**TASK TO CARRY OUT**: Only the number is needed: how many lines of the records include "text"?

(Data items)

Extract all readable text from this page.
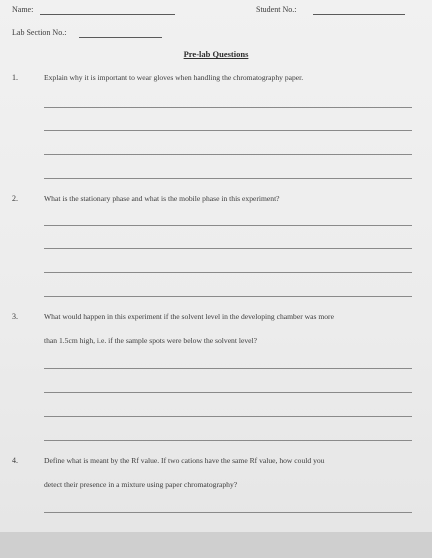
Name:	Student No.:
Lab Section No.:
Pre-lab Questions
1.	Explain why it is important to wear gloves when handling the chromatography paper.
2.	What is the stationary phase and what is the mobile phase in this experiment?
3.	What would happen in this experiment if the solvent level in the developing chamber was more
than 1.5cm high, i.e. if the sample spots were below the solvent level?
4.	Define what is meant by the Rf value. If two cations have the same Rf value, how could you
detect their presence in a mixture using paper chromatography?
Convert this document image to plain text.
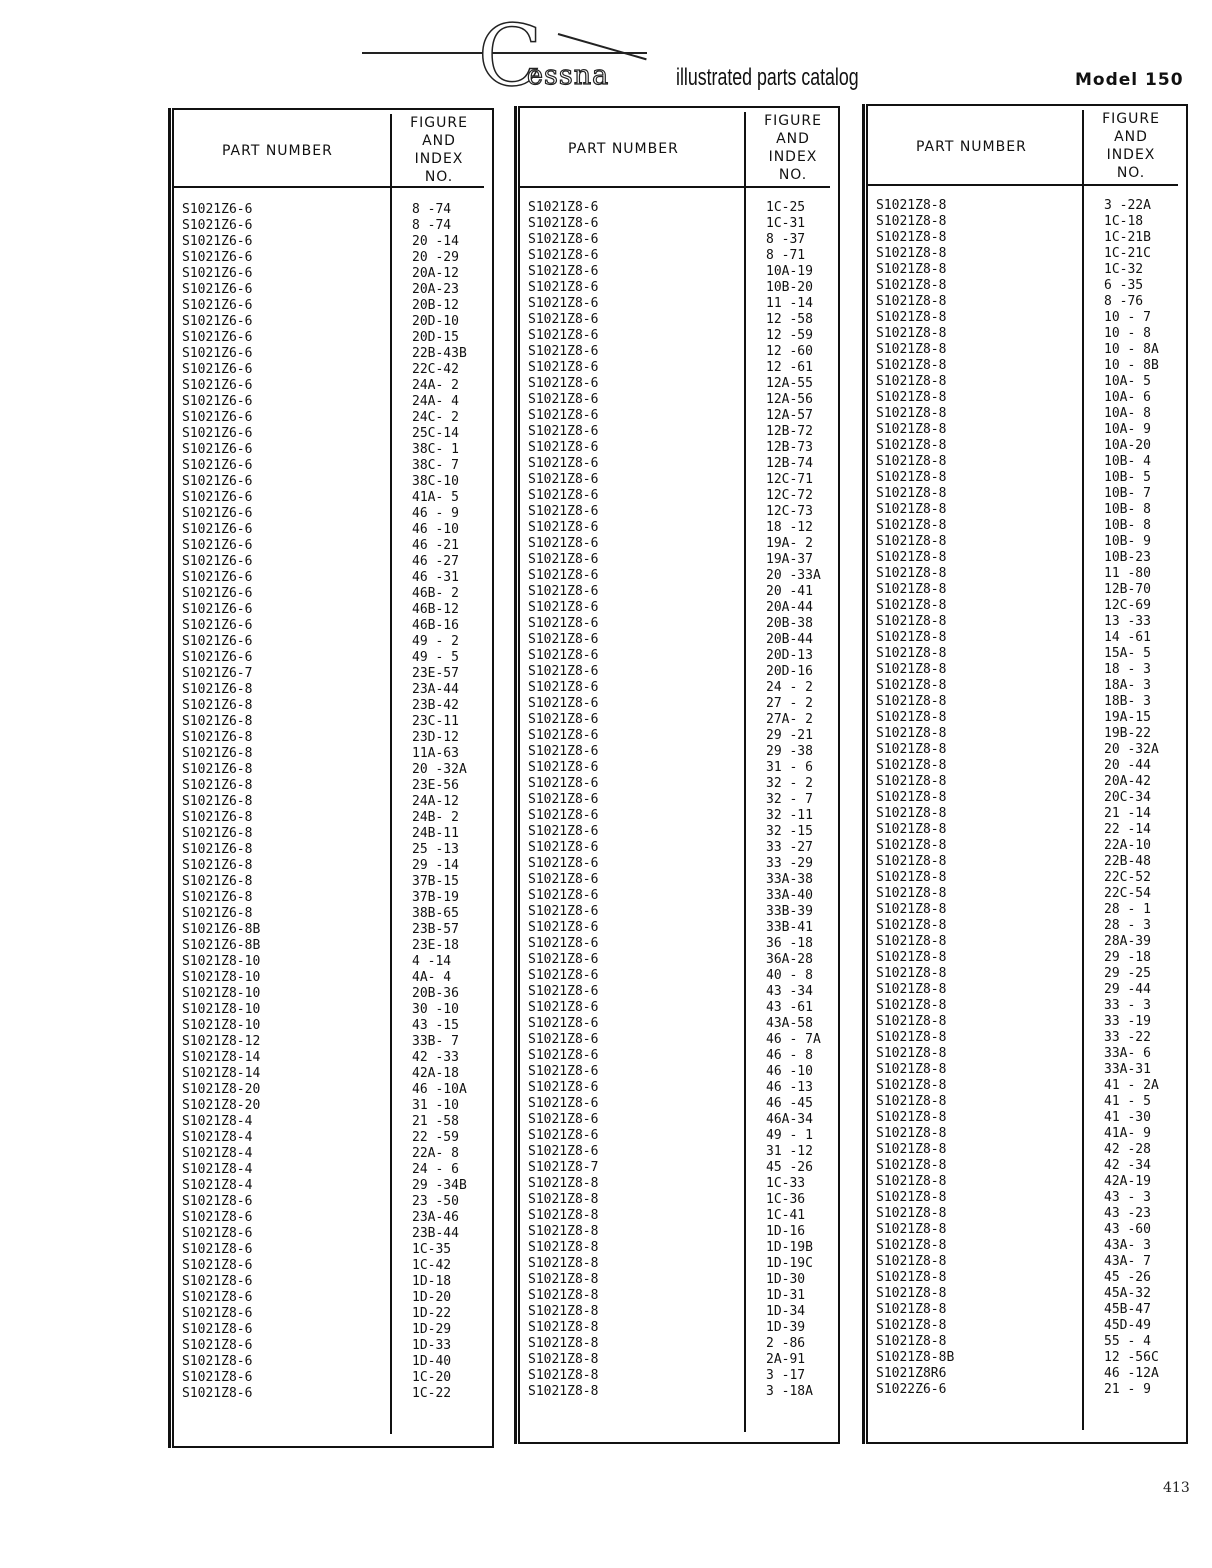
C
essna	illustrated parts catalog	Model 150
PART NUMBER
FIGURE
AND
INDEX
NO.
S1021Z6-6	8 -74
S1021Z6-6	8 -74
S1021Z6-6	20 -14
S1021Z6-6	20 -29
S1021Z6-6	20A-12
S1021Z6-6	20A-23
S1021Z6-6	20B-12
S1021Z6-6	20D-10
S1021Z6-6	20D-15
S1021Z6-6	22B-43B
S1021Z6-6	22C-42
S1021Z6-6	24A- 2
S1021Z6-6	24A- 4
S1021Z6-6	24C- 2
S1021Z6-6	25C-14
S1021Z6-6	38C- 1
S1021Z6-6	38C- 7
S1021Z6-6	38C-10
S1021Z6-6	41A- 5
S1021Z6-6	46 - 9
S1021Z6-6	46 -10
S1021Z6-6	46 -21
S1021Z6-6	46 -27
S1021Z6-6	46 -31
S1021Z6-6	46B- 2
S1021Z6-6	46B-12
S1021Z6-6	46B-16
S1021Z6-6	49 - 2
S1021Z6-6	49 - 5
S1021Z6-7	23E-57
S1021Z6-8	23A-44
S1021Z6-8	23B-42
S1021Z6-8	23C-11
S1021Z6-8	23D-12
S1021Z6-8	11A-63
S1021Z6-8	20 -32A
S1021Z6-8	23E-56
S1021Z6-8	24A-12
S1021Z6-8	24B- 2
S1021Z6-8	24B-11
S1021Z6-8	25 -13
S1021Z6-8	29 -14
S1021Z6-8	37B-15
S1021Z6-8	37B-19
S1021Z6-8	38B-65
S1021Z6-8B	23B-57
S1021Z6-8B	23E-18
S1021Z8-10	4 -14
S1021Z8-10	4A- 4
S1021Z8-10	20B-36
S1021Z8-10	30 -10
S1021Z8-10	43 -15
S1021Z8-12	33B- 7
S1021Z8-14	42 -33
S1021Z8-14	42A-18
S1021Z8-20	46 -10A
S1021Z8-20	31 -10
S1021Z8-4	21 -58
S1021Z8-4	22 -59
S1021Z8-4	22A- 8
S1021Z8-4	24 - 6
S1021Z8-4	29 -34B
S1021Z8-6	23 -50
S1021Z8-6	23A-46
S1021Z8-6	23B-44
S1021Z8-6	1C-35
S1021Z8-6	1C-42
S1021Z8-6	1D-18
S1021Z8-6	1D-20
S1021Z8-6	1D-22
S1021Z8-6	1D-29
S1021Z8-6	1D-33
S1021Z8-6	1D-40
S1021Z8-6	1C-20
S1021Z8-6	1C-22
PART NUMBER
FIGURE
AND
INDEX
NO.
S1021Z8-6	1C-25
S1021Z8-6	1C-31
S1021Z8-6	8 -37
S1021Z8-6	8 -71
S1021Z8-6	10A-19
S1021Z8-6	10B-20
S1021Z8-6	11 -14
S1021Z8-6	12 -58
S1021Z8-6	12 -59
S1021Z8-6	12 -60
S1021Z8-6	12 -61
S1021Z8-6	12A-55
S1021Z8-6	12A-56
S1021Z8-6	12A-57
S1021Z8-6	12B-72
S1021Z8-6	12B-73
S1021Z8-6	12B-74
S1021Z8-6	12C-71
S1021Z8-6	12C-72
S1021Z8-6	12C-73
S1021Z8-6	18 -12
S1021Z8-6	19A- 2
S1021Z8-6	19A-37
S1021Z8-6	20 -33A
S1021Z8-6	20 -41
S1021Z8-6	20A-44
S1021Z8-6	20B-38
S1021Z8-6	20B-44
S1021Z8-6	20D-13
S1021Z8-6	20D-16
S1021Z8-6	24 - 2
S1021Z8-6	27 - 2
S1021Z8-6	27A- 2
S1021Z8-6	29 -21
S1021Z8-6	29 -38
S1021Z8-6	31 - 6
S1021Z8-6	32 - 2
S1021Z8-6	32 - 7
S1021Z8-6	32 -11
S1021Z8-6	32 -15
S1021Z8-6	33 -27
S1021Z8-6	33 -29
S1021Z8-6	33A-38
S1021Z8-6	33A-40
S1021Z8-6	33B-39
S1021Z8-6	33B-41
S1021Z8-6	36 -18
S1021Z8-6	36A-28
S1021Z8-6	40 - 8
S1021Z8-6	43 -34
S1021Z8-6	43 -61
S1021Z8-6	43A-58
S1021Z8-6	46 - 7A
S1021Z8-6	46 - 8
S1021Z8-6	46 -10
S1021Z8-6	46 -13
S1021Z8-6	46 -45
S1021Z8-6	46A-34
S1021Z8-6	49 - 1
S1021Z8-6	31 -12
S1021Z8-7	45 -26
S1021Z8-8	1C-33
S1021Z8-8	1C-36
S1021Z8-8	1C-41
S1021Z8-8	1D-16
S1021Z8-8	1D-19B
S1021Z8-8	1D-19C
S1021Z8-8	1D-30
S1021Z8-8	1D-31
S1021Z8-8	1D-34
S1021Z8-8	1D-39
S1021Z8-8	2 -86
S1021Z8-8	2A-91
S1021Z8-8	3 -17
S1021Z8-8	3 -18A
PART NUMBER
FIGURE
AND
INDEX
NO.
S1021Z8-8	3 -22A
S1021Z8-8	1C-18
S1021Z8-8	1C-21B
S1021Z8-8	1C-21C
S1021Z8-8	1C-32
S1021Z8-8	6 -35
S1021Z8-8	8 -76
S1021Z8-8	10 - 7
S1021Z8-8	10 - 8
S1021Z8-8	10 - 8A
S1021Z8-8	10 - 8B
S1021Z8-8	10A- 5
S1021Z8-8	10A- 6
S1021Z8-8	10A- 8
S1021Z8-8	10A- 9
S1021Z8-8	10A-20
S1021Z8-8	10B- 4
S1021Z8-8	10B- 5
S1021Z8-8	10B- 7
S1021Z8-8	10B- 8
S1021Z8-8	10B- 8
S1021Z8-8	10B- 9
S1021Z8-8	10B-23
S1021Z8-8	11 -80
S1021Z8-8	12B-70
S1021Z8-8	12C-69
S1021Z8-8	13 -33
S1021Z8-8	14 -61
S1021Z8-8	15A- 5
S1021Z8-8	18 - 3
S1021Z8-8	18A- 3
S1021Z8-8	18B- 3
S1021Z8-8	19A-15
S1021Z8-8	19B-22
S1021Z8-8	20 -32A
S1021Z8-8	20 -44
S1021Z8-8	20A-42
S1021Z8-8	20C-34
S1021Z8-8	21 -14
S1021Z8-8	22 -14
S1021Z8-8	22A-10
S1021Z8-8	22B-48
S1021Z8-8	22C-52
S1021Z8-8	22C-54
S1021Z8-8	28 - 1
S1021Z8-8	28 - 3
S1021Z8-8	28A-39
S1021Z8-8	29 -18
S1021Z8-8	29 -25
S1021Z8-8	29 -44
S1021Z8-8	33 - 3
S1021Z8-8	33 -19
S1021Z8-8	33 -22
S1021Z8-8	33A- 6
S1021Z8-8	33A-31
S1021Z8-8	41 - 2A
S1021Z8-8	41 - 5
S1021Z8-8	41 -30
S1021Z8-8	41A- 9
S1021Z8-8	42 -28
S1021Z8-8	42 -34
S1021Z8-8	42A-19
S1021Z8-8	43 - 3
S1021Z8-8	43 -23
S1021Z8-8	43 -60
S1021Z8-8	43A- 3
S1021Z8-8	43A- 7
S1021Z8-8	45 -26
S1021Z8-8	45A-32
S1021Z8-8	45B-47
S1021Z8-8	45D-49
S1021Z8-8	55 - 4
S1021Z8-8B	12 -56C
S1021Z8R6	46 -12A
S1022Z6-6	21 - 9
413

**SOLVED PROBLEM**: 2